# Exercise input:
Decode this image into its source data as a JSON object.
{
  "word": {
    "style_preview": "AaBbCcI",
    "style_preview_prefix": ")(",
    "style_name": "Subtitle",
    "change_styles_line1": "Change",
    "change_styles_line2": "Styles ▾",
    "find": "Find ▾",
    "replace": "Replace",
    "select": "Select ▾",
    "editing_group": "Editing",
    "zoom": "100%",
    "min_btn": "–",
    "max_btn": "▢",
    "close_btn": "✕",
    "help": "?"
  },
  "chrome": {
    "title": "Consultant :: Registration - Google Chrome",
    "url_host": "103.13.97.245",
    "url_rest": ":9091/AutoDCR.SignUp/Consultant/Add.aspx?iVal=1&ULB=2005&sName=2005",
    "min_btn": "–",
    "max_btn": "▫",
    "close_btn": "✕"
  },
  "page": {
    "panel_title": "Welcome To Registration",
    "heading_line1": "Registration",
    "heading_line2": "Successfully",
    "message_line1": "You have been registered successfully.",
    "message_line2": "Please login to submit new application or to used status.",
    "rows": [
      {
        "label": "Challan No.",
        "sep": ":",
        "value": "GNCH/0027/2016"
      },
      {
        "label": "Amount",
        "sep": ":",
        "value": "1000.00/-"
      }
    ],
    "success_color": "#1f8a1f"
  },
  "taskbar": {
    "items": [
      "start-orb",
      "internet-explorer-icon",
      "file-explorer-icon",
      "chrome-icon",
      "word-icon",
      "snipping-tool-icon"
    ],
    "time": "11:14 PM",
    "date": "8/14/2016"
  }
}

# What is being asked:
Find the lines containing "Consultant" and pull them out.

# Response for this exercise:
    "title": "Consultant :: Registration - Google Chrome",
    "url_rest": ":9091/AutoDCR.SignUp/Consultant/Add.aspx?iVal=1&ULB=2005&sName=2005",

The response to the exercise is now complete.